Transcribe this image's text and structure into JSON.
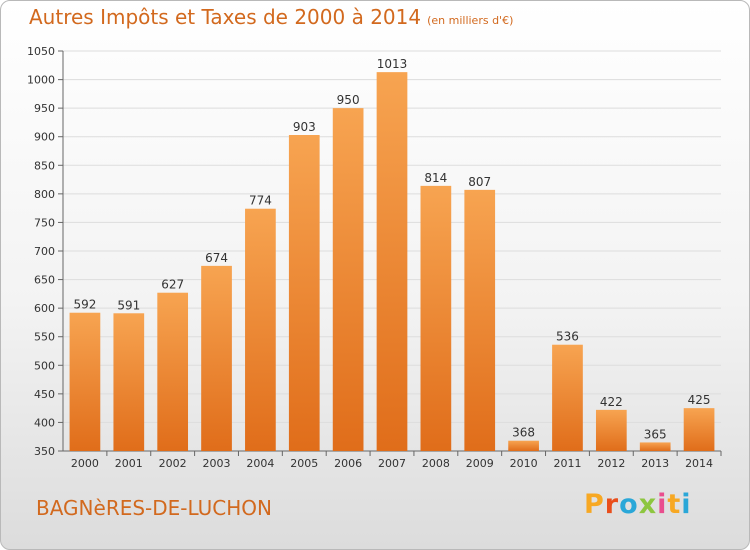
{
  "header": {
    "title": "Autres Impôts et Taxes de 2000 à 2014",
    "subtitle": "(en milliers d'€)"
  },
  "footer": {
    "city": "BAGNèRES-DE-LUCHON",
    "brand_letters": [
      "P",
      "r",
      "o",
      "x",
      "i",
      "t",
      "i"
    ],
    "brand_colors": [
      "#f7a823",
      "#e94e1b",
      "#2aa7d8",
      "#8dc63f",
      "#e94e8e",
      "#f7a823",
      "#2aa7d8"
    ]
  },
  "colors": {
    "bar_top": "#f7a451",
    "bar_bottom": "#e06d1a",
    "grid": "#dddddd",
    "axis": "#666666",
    "label": "#333333",
    "accent": "#d2691e"
  },
  "chart_data": {
    "type": "bar",
    "categories": [
      "2000",
      "2001",
      "2002",
      "2003",
      "2004",
      "2005",
      "2006",
      "2007",
      "2008",
      "2009",
      "2010",
      "2011",
      "2012",
      "2013",
      "2014"
    ],
    "values": [
      592,
      591,
      627,
      674,
      774,
      903,
      950,
      1013,
      814,
      807,
      368,
      536,
      422,
      365,
      425
    ],
    "ylim": [
      350,
      1050
    ],
    "yticks": [
      350,
      400,
      450,
      500,
      550,
      600,
      650,
      700,
      750,
      800,
      850,
      900,
      950,
      1000,
      1050
    ],
    "grid": true,
    "xlabel": "",
    "ylabel": ""
  }
}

What is expected >> Transcribe the records above exactly, omitting every picture they contain.

Response to the exercise >>
Transcribe this image's text and structure into JSON.
{
  "header": {
    "title": "Autres Impôts et Taxes de 2000 à 2014",
    "subtitle": "(en milliers d'€)"
  },
  "footer": {
    "city": "BAGNèRES-DE-LUCHON",
    "brand_letters": [
      "P",
      "r",
      "o",
      "x",
      "i",
      "t",
      "i"
    ],
    "brand_colors": [
      "#f7a823",
      "#e94e1b",
      "#2aa7d8",
      "#8dc63f",
      "#e94e8e",
      "#f7a823",
      "#2aa7d8"
    ]
  },
  "colors": {
    "bar_top": "#f7a451",
    "bar_bottom": "#e06d1a",
    "grid": "#dddddd",
    "axis": "#666666",
    "label": "#333333",
    "accent": "#d2691e"
  },
  "chart_data": {
    "type": "bar",
    "categories": [
      "2000",
      "2001",
      "2002",
      "2003",
      "2004",
      "2005",
      "2006",
      "2007",
      "2008",
      "2009",
      "2010",
      "2011",
      "2012",
      "2013",
      "2014"
    ],
    "values": [
      592,
      591,
      627,
      674,
      774,
      903,
      950,
      1013,
      814,
      807,
      368,
      536,
      422,
      365,
      425
    ],
    "ylim": [
      350,
      1050
    ],
    "yticks": [
      350,
      400,
      450,
      500,
      550,
      600,
      650,
      700,
      750,
      800,
      850,
      900,
      950,
      1000,
      1050
    ],
    "grid": true,
    "xlabel": "",
    "ylabel": ""
  }
}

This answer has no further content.